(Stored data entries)
____
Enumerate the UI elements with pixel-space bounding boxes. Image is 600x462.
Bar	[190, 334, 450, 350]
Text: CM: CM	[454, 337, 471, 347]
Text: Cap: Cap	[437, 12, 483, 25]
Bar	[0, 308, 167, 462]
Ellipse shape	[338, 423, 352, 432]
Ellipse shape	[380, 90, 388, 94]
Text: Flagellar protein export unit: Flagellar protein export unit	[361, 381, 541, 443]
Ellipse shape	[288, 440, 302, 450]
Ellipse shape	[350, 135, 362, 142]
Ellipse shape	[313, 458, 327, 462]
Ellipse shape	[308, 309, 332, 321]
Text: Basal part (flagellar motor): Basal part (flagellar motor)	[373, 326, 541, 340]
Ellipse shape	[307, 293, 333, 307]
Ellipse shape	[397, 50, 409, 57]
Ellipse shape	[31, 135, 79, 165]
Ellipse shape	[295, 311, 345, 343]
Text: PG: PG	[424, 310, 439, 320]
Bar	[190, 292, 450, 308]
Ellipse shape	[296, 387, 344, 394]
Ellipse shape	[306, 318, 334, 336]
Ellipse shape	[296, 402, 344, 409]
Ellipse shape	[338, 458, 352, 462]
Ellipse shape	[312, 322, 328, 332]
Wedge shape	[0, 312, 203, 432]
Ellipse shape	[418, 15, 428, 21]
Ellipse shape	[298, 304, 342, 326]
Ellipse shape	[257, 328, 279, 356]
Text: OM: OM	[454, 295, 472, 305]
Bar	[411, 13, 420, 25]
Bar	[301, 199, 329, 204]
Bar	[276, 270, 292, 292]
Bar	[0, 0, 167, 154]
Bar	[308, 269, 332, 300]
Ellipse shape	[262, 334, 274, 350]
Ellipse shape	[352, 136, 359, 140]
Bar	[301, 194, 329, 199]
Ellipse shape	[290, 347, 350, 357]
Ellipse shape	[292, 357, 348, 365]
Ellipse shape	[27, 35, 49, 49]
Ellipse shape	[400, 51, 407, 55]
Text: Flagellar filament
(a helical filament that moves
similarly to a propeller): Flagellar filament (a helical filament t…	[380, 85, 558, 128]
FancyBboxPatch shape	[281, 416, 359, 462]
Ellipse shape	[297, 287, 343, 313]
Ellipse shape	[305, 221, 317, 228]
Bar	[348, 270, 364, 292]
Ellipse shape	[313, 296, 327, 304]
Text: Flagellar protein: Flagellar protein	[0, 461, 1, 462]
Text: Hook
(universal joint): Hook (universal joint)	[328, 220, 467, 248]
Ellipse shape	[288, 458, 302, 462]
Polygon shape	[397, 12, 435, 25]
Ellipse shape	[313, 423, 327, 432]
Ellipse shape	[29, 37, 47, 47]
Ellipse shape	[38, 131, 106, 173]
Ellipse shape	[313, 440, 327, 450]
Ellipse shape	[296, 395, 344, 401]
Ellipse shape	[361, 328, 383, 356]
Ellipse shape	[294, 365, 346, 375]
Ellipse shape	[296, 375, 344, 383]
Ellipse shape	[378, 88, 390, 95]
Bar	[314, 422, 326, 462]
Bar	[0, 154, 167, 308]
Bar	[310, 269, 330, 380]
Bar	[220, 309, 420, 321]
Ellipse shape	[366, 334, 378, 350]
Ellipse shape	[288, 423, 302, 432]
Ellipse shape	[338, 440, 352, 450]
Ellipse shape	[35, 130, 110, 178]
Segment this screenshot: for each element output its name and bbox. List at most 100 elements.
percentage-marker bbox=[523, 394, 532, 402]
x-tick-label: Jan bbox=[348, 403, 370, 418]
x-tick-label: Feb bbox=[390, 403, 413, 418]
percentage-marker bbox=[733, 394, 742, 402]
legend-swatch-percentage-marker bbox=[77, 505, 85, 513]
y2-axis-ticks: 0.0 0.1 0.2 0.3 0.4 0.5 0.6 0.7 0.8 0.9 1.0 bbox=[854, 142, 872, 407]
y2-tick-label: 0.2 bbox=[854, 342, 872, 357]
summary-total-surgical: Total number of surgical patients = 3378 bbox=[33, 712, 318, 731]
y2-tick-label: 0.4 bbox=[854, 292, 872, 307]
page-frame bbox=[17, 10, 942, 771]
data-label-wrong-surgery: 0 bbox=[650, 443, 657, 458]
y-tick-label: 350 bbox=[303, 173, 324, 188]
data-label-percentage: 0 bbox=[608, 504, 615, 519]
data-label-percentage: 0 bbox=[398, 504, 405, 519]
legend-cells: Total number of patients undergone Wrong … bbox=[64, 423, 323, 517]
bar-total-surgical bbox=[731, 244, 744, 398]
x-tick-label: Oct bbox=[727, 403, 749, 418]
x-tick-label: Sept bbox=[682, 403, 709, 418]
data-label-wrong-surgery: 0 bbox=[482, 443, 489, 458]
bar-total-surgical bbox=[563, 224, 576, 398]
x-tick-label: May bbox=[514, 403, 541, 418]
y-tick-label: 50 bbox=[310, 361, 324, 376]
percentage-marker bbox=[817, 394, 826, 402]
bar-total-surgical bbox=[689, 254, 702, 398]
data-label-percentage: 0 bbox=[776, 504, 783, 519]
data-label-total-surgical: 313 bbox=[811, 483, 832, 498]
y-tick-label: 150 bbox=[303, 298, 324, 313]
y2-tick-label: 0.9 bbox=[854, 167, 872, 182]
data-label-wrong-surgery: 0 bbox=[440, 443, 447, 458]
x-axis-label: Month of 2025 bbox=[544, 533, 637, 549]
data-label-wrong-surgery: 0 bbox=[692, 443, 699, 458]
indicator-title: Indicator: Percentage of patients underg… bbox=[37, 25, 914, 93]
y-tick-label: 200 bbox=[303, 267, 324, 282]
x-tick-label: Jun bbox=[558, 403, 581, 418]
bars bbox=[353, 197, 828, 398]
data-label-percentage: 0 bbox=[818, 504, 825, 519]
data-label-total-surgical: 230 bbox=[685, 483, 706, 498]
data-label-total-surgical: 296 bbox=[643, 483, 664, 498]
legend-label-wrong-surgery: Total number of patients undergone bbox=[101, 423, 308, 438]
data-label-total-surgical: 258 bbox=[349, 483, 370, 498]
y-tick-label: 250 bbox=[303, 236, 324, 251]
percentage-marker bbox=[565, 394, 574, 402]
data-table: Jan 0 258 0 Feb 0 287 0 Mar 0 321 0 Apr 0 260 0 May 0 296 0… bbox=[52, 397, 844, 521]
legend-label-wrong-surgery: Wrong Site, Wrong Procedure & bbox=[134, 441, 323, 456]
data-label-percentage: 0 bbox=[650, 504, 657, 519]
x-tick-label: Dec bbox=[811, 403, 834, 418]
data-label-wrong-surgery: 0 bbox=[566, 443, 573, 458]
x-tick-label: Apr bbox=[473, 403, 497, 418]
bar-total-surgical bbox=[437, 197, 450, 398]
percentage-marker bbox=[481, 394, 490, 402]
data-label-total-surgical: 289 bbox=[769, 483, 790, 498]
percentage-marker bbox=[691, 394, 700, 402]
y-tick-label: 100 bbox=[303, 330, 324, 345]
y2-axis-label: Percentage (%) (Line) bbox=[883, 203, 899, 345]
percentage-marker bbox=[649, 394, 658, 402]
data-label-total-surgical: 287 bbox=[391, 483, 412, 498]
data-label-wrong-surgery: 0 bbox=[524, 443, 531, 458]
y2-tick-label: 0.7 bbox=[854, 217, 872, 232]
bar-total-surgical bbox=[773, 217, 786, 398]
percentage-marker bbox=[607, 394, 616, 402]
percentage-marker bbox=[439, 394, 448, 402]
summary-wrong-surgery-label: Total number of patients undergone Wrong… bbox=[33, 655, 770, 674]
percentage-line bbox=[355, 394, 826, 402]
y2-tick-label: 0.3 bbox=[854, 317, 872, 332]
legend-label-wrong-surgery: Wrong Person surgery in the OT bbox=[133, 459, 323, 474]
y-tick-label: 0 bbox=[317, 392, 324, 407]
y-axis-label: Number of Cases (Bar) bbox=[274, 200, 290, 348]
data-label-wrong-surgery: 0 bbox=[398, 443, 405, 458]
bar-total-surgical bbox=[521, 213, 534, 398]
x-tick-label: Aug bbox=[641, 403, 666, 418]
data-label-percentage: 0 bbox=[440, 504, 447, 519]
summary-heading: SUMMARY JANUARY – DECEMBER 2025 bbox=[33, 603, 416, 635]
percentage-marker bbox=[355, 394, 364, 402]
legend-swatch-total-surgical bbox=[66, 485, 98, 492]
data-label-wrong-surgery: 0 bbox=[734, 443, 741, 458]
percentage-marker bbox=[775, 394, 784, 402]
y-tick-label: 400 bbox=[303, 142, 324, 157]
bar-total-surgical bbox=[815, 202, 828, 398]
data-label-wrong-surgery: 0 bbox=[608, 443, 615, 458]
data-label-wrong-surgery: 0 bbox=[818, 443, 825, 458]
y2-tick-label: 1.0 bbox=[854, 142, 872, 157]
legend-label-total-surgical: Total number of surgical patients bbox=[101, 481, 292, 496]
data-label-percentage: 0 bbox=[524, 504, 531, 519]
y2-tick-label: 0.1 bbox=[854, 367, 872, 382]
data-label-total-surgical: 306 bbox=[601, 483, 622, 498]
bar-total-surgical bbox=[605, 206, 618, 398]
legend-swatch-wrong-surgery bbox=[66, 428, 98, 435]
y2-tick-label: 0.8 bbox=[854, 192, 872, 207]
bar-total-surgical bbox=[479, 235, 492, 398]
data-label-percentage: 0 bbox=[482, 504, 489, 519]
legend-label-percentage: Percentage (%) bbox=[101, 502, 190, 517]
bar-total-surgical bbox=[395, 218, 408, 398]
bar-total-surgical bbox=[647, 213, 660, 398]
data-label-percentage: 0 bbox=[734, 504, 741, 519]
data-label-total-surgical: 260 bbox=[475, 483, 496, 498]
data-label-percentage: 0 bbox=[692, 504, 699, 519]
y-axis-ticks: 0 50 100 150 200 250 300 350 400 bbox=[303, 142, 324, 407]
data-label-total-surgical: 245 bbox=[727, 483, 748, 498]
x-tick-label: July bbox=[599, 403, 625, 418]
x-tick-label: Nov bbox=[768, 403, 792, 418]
____
Every line in the records above with the string "marker" in it should be shown.

percentage-marker bbox=[523, 394, 532, 402]
percentage-marker bbox=[733, 394, 742, 402]
legend-swatch-percentage-marker bbox=[77, 505, 85, 513]
percentage-marker bbox=[817, 394, 826, 402]
percentage-marker bbox=[565, 394, 574, 402]
percentage-marker bbox=[481, 394, 490, 402]
percentage-marker bbox=[691, 394, 700, 402]
percentage-marker bbox=[649, 394, 658, 402]
percentage-marker bbox=[607, 394, 616, 402]
percentage-marker bbox=[439, 394, 448, 402]
percentage-marker bbox=[355, 394, 364, 402]
percentage-marker bbox=[775, 394, 784, 402]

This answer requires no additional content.